MATERIAL TO PROCESS —
>>>>
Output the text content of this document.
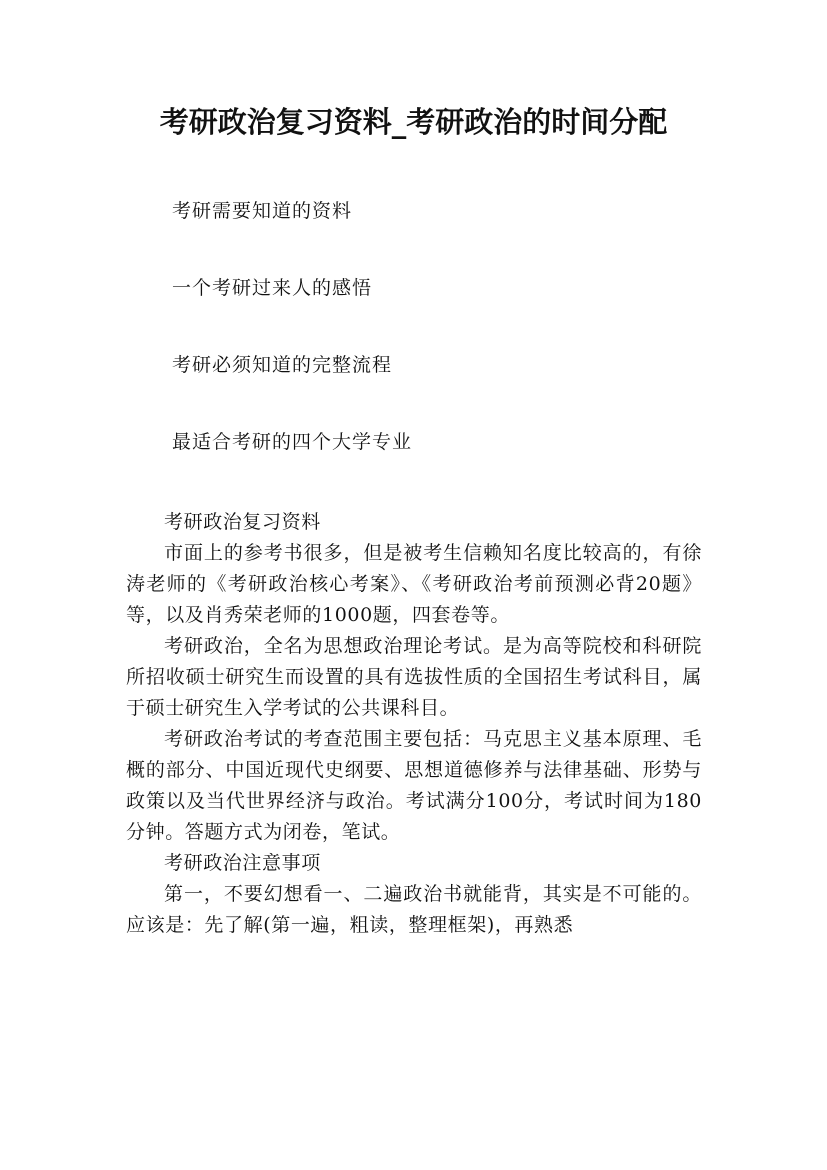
考研政治复习资料_考研政治的时间分配
考研需要知道的资料
一个考研过来人的感悟
考研必须知道的完整流程
最适合考研的四个大学专业

考研政治复习资料

市面上的参考书很多，但是被考生信赖知名度比较高的，有徐涛老师的《考研政治核心考案》、《考研政治考前预测必背20题》等，以及肖秀荣老师的1000题，四套卷等。

考研政治，全名为思想政治理论考试。是为高等院校和科研院所招收硕士研究生而设置的具有选拔性质的全国招生考试科目，属于硕士研究生入学考试的公共课科目。

考研政治考试的考查范围主要包括：马克思主义基本原理、毛概的部分、中国近现代史纲要、思想道德修养与法律基础、形势与政策以及当代世界经济与政治。考试满分100分，考试时间为180分钟。答题方式为闭卷，笔试。

考研政治注意事项

第一，不要幻想看一、二遍政治书就能背，其实是不可能的。应该是：先了解(第一遍，粗读，整理框架)，再熟悉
<<<<
TASK PROMPT —
Reproduce every record above exactly, but leave out the pictures.

RESULT BELOW —
Output the text content of this document.
考研政治复习资料_考研政治的时间分配
考研需要知道的资料
一个考研过来人的感悟
考研必须知道的完整流程
最适合考研的四个大学专业

考研政治复习资料

市面上的参考书很多，但是被考生信赖知名度比较高的，有徐涛老师的《考研政治核心考案》、《考研政治考前预测必背20题》等，以及肖秀荣老师的1000题，四套卷等。

考研政治，全名为思想政治理论考试。是为高等院校和科研院所招收硕士研究生而设置的具有选拔性质的全国招生考试科目，属于硕士研究生入学考试的公共课科目。

考研政治考试的考查范围主要包括：马克思主义基本原理、毛概的部分、中国近现代史纲要、思想道德修养与法律基础、形势与政策以及当代世界经济与政治。考试满分100分，考试时间为180分钟。答题方式为闭卷，笔试。

考研政治注意事项

第一，不要幻想看一、二遍政治书就能背，其实是不可能的。应该是：先了解(第一遍，粗读，整理框架)，再熟悉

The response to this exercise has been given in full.